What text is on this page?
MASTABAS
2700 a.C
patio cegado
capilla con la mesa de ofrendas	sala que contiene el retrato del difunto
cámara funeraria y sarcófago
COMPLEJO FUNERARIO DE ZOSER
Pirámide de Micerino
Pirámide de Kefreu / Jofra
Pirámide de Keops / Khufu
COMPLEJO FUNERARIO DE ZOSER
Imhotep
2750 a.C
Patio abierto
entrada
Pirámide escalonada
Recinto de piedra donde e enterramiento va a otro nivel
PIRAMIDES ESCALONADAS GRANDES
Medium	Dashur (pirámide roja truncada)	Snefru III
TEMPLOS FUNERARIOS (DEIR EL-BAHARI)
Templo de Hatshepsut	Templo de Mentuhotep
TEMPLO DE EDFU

+++

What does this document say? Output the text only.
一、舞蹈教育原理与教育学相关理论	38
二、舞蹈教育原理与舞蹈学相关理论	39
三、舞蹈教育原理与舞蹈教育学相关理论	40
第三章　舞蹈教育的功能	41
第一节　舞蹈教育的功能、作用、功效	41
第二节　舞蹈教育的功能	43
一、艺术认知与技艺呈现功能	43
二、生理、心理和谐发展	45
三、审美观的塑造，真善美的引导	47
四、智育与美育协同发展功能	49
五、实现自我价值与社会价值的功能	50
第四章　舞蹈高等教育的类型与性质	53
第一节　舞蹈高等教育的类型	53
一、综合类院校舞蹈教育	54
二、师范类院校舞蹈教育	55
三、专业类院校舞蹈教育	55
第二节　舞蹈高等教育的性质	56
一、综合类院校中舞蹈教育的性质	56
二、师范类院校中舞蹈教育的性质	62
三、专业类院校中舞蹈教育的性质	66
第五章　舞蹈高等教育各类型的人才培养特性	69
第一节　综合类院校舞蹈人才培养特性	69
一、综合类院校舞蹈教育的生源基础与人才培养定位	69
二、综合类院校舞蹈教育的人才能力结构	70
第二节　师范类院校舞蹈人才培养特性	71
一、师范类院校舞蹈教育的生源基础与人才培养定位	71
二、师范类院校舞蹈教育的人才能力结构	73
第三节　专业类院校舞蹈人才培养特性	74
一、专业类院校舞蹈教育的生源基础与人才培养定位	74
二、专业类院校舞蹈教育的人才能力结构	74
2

+++

→ Problem requirements
Copy every line of the listing where the word "舞蹈教育的功能" appears.

→ Finished answer
第三章　舞蹈教育的功能	41
第一节　舞蹈教育的功能、作用、功效	41
第二节　舞蹈教育的功能	43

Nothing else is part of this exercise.